┏━━

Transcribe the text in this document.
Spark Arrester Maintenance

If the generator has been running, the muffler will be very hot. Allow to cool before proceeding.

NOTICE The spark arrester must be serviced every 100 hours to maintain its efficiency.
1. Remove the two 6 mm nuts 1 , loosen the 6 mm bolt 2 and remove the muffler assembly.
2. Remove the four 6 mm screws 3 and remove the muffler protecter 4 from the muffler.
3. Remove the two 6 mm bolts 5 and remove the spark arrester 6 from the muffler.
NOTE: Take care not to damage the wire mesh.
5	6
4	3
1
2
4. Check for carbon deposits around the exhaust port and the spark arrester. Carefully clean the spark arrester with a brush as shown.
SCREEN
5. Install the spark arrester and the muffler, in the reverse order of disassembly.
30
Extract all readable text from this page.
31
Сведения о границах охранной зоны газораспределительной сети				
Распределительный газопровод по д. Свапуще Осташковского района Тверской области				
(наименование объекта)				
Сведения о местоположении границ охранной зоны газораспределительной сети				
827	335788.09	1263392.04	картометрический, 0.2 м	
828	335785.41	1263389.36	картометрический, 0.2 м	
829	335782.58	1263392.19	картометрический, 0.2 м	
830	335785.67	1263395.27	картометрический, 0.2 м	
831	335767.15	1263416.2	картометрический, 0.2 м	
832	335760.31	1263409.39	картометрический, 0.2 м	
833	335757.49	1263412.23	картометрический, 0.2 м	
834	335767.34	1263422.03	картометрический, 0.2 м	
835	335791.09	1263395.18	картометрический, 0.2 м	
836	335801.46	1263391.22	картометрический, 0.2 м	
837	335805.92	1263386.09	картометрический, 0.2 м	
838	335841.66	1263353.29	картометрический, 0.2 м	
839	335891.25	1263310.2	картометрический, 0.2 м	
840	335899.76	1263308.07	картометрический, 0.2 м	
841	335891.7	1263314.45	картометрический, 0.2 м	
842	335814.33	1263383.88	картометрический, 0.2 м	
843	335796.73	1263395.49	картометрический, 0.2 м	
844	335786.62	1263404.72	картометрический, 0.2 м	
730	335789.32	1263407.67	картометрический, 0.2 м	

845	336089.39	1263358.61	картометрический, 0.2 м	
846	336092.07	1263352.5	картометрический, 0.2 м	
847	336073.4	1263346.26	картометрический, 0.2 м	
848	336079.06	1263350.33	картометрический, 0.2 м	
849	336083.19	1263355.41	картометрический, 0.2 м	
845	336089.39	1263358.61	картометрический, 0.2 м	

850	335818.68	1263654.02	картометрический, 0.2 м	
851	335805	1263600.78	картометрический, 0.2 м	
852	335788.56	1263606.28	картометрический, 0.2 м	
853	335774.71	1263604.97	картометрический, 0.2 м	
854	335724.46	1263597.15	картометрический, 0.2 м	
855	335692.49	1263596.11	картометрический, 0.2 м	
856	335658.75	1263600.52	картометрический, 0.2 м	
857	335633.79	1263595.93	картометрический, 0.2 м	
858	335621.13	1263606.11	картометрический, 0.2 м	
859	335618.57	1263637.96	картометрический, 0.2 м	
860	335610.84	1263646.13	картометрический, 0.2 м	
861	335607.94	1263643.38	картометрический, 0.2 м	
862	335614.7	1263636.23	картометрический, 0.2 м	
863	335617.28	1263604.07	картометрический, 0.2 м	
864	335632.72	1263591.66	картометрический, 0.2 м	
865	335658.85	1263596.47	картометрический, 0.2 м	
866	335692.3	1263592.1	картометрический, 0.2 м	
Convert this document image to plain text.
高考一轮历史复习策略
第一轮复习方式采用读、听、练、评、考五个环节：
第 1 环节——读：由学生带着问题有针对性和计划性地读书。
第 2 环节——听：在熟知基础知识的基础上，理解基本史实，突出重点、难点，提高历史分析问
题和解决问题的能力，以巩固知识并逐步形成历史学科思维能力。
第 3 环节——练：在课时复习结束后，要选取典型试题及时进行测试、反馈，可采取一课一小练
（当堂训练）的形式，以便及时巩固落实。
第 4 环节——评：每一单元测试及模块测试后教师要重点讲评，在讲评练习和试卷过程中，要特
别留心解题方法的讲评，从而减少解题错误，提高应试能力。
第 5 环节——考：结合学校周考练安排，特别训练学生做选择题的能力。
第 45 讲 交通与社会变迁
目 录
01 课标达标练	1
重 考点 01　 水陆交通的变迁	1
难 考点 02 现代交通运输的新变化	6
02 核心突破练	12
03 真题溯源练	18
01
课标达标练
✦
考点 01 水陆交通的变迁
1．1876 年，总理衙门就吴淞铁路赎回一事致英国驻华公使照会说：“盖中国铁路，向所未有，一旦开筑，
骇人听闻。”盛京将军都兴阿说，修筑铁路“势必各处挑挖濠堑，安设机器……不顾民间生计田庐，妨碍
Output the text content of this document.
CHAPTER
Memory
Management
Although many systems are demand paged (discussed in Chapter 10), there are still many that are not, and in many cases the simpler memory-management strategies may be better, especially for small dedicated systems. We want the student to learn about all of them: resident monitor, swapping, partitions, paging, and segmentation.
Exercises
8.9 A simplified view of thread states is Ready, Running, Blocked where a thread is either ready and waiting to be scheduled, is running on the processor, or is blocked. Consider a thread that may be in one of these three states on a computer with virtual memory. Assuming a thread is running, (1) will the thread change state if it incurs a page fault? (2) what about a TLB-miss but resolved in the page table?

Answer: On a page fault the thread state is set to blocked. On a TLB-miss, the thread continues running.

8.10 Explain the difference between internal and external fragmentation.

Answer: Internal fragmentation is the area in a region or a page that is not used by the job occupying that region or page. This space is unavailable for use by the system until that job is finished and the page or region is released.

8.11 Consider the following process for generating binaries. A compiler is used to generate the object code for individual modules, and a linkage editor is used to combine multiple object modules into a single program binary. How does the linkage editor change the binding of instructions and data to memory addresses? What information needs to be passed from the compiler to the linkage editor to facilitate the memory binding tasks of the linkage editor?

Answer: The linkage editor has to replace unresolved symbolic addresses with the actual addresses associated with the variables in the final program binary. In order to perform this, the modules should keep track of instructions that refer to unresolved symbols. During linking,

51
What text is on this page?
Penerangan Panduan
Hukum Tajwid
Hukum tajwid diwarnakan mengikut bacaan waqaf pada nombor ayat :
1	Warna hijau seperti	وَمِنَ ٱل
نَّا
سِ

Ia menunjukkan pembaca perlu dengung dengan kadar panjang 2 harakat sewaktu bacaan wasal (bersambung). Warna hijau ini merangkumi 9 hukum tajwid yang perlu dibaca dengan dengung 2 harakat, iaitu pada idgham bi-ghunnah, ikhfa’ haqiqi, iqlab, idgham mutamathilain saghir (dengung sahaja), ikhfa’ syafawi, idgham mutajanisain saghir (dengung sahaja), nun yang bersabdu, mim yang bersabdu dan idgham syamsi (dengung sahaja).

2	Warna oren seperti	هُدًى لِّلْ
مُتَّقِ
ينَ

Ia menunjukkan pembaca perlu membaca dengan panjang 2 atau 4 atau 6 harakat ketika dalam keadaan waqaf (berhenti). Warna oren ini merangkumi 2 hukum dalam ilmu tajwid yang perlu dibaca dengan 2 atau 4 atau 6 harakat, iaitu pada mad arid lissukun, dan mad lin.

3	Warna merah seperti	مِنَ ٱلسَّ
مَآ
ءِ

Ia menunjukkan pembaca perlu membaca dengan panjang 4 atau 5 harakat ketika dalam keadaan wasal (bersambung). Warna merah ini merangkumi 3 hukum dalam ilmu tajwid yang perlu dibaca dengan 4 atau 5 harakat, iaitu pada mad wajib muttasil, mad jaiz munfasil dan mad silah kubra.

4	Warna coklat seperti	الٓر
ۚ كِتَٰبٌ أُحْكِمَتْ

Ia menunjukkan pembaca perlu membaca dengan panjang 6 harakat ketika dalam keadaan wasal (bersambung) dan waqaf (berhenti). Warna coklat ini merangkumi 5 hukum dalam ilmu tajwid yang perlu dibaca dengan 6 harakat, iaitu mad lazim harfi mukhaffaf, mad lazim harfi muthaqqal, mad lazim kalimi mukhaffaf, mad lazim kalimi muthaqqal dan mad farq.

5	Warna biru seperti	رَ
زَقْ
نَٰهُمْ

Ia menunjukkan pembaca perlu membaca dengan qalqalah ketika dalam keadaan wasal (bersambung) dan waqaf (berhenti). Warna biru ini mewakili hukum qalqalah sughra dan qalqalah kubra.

┗━━

Aim of the task => Go through the material line by line. Show each line that contains the string "blocked".

Solution to this problem =>
8.9 A simplified view of thread states is Ready, Running, Blocked where a thread is either ready and waiting to be scheduled, is running on the processor, or is blocked. Consider a thread that may be in one of these three states on a computer with virtual memory. Assuming a thread is running, (1) will the thread change state if it incurs a page fault? (2) what about a TLB-miss but resolved in the page table?
Answer: On a page fault the thread state is set to blocked. On a TLB-miss, the thread continues running.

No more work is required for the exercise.